INFORMATION SUPPLIED:
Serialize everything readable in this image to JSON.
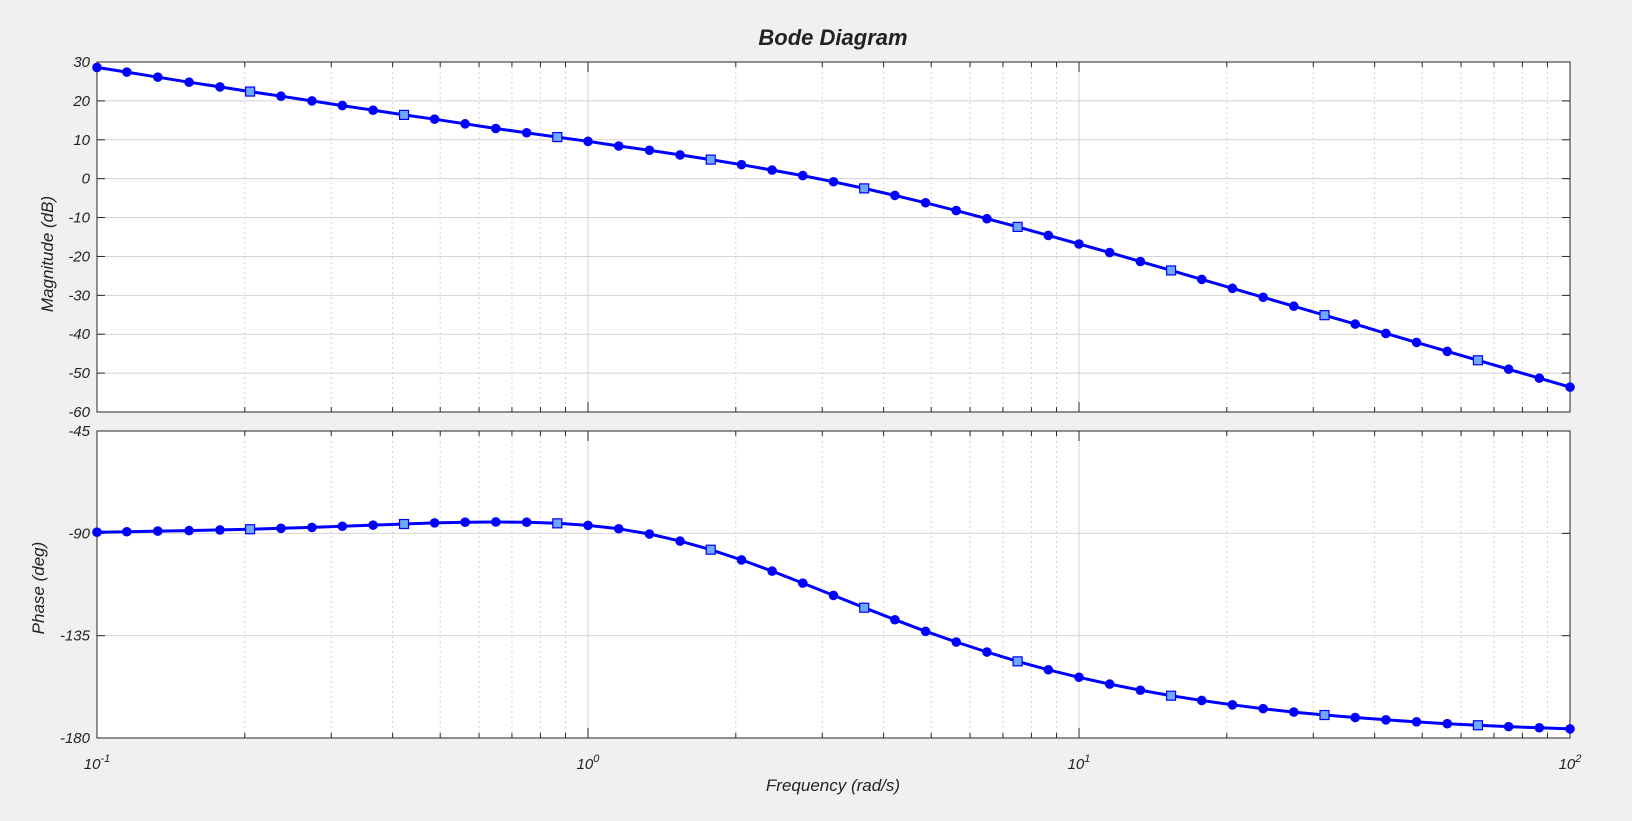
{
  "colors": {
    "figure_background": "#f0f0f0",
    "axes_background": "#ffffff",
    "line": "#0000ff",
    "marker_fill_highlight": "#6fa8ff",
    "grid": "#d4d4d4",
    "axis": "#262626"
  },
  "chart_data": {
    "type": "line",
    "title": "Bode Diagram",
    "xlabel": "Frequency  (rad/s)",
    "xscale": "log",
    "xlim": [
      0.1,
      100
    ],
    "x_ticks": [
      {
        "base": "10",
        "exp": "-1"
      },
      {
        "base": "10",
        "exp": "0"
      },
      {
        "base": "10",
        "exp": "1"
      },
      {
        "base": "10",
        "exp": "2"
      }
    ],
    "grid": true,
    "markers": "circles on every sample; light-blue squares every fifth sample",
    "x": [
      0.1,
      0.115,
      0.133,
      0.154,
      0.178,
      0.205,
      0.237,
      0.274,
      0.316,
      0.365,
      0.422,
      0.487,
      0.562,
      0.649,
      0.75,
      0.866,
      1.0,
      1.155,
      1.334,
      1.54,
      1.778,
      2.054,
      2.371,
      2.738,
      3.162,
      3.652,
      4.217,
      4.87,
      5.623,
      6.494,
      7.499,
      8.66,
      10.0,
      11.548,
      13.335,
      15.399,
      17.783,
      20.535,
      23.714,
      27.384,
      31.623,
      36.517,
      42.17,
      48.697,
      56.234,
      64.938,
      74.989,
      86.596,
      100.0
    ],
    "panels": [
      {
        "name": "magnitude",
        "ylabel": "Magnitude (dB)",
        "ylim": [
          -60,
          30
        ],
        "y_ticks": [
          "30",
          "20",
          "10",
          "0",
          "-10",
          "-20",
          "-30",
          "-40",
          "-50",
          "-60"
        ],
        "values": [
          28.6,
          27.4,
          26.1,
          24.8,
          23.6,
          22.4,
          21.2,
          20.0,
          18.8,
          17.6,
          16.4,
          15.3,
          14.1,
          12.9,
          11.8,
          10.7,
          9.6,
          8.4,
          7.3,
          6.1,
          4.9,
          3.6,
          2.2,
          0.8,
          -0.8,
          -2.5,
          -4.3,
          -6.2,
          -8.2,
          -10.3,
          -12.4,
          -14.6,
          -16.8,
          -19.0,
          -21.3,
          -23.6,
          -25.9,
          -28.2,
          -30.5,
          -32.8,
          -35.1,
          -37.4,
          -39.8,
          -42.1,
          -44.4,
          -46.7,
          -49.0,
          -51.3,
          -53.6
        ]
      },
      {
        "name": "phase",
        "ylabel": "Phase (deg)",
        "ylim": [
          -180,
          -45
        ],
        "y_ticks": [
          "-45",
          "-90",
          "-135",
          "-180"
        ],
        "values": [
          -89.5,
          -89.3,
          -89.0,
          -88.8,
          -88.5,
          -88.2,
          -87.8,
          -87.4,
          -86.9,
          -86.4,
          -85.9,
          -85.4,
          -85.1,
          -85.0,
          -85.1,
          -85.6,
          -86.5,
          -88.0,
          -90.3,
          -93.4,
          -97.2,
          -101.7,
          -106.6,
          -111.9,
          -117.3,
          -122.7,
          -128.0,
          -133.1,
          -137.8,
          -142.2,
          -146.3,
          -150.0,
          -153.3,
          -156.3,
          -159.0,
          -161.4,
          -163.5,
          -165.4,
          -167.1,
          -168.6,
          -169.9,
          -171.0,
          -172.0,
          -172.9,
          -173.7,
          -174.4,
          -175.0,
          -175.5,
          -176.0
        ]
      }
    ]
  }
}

SET TASK: Copy the entries above faithfully and omit every image.

FINAL ANSWER:
Serialize everything readable in this image to JSON.
{
  "colors": {
    "figure_background": "#f0f0f0",
    "axes_background": "#ffffff",
    "line": "#0000ff",
    "marker_fill_highlight": "#6fa8ff",
    "grid": "#d4d4d4",
    "axis": "#262626"
  },
  "chart_data": {
    "type": "line",
    "title": "Bode Diagram",
    "xlabel": "Frequency  (rad/s)",
    "xscale": "log",
    "xlim": [
      0.1,
      100
    ],
    "x_ticks": [
      {
        "base": "10",
        "exp": "-1"
      },
      {
        "base": "10",
        "exp": "0"
      },
      {
        "base": "10",
        "exp": "1"
      },
      {
        "base": "10",
        "exp": "2"
      }
    ],
    "grid": true,
    "markers": "circles on every sample; light-blue squares every fifth sample",
    "x": [
      0.1,
      0.115,
      0.133,
      0.154,
      0.178,
      0.205,
      0.237,
      0.274,
      0.316,
      0.365,
      0.422,
      0.487,
      0.562,
      0.649,
      0.75,
      0.866,
      1.0,
      1.155,
      1.334,
      1.54,
      1.778,
      2.054,
      2.371,
      2.738,
      3.162,
      3.652,
      4.217,
      4.87,
      5.623,
      6.494,
      7.499,
      8.66,
      10.0,
      11.548,
      13.335,
      15.399,
      17.783,
      20.535,
      23.714,
      27.384,
      31.623,
      36.517,
      42.17,
      48.697,
      56.234,
      64.938,
      74.989,
      86.596,
      100.0
    ],
    "panels": [
      {
        "name": "magnitude",
        "ylabel": "Magnitude (dB)",
        "ylim": [
          -60,
          30
        ],
        "y_ticks": [
          "30",
          "20",
          "10",
          "0",
          "-10",
          "-20",
          "-30",
          "-40",
          "-50",
          "-60"
        ],
        "values": [
          28.6,
          27.4,
          26.1,
          24.8,
          23.6,
          22.4,
          21.2,
          20.0,
          18.8,
          17.6,
          16.4,
          15.3,
          14.1,
          12.9,
          11.8,
          10.7,
          9.6,
          8.4,
          7.3,
          6.1,
          4.9,
          3.6,
          2.2,
          0.8,
          -0.8,
          -2.5,
          -4.3,
          -6.2,
          -8.2,
          -10.3,
          -12.4,
          -14.6,
          -16.8,
          -19.0,
          -21.3,
          -23.6,
          -25.9,
          -28.2,
          -30.5,
          -32.8,
          -35.1,
          -37.4,
          -39.8,
          -42.1,
          -44.4,
          -46.7,
          -49.0,
          -51.3,
          -53.6
        ]
      },
      {
        "name": "phase",
        "ylabel": "Phase (deg)",
        "ylim": [
          -180,
          -45
        ],
        "y_ticks": [
          "-45",
          "-90",
          "-135",
          "-180"
        ],
        "values": [
          -89.5,
          -89.3,
          -89.0,
          -88.8,
          -88.5,
          -88.2,
          -87.8,
          -87.4,
          -86.9,
          -86.4,
          -85.9,
          -85.4,
          -85.1,
          -85.0,
          -85.1,
          -85.6,
          -86.5,
          -88.0,
          -90.3,
          -93.4,
          -97.2,
          -101.7,
          -106.6,
          -111.9,
          -117.3,
          -122.7,
          -128.0,
          -133.1,
          -137.8,
          -142.2,
          -146.3,
          -150.0,
          -153.3,
          -156.3,
          -159.0,
          -161.4,
          -163.5,
          -165.4,
          -167.1,
          -168.6,
          -169.9,
          -171.0,
          -172.0,
          -172.9,
          -173.7,
          -174.4,
          -175.0,
          -175.5,
          -176.0
        ]
      }
    ]
  }
}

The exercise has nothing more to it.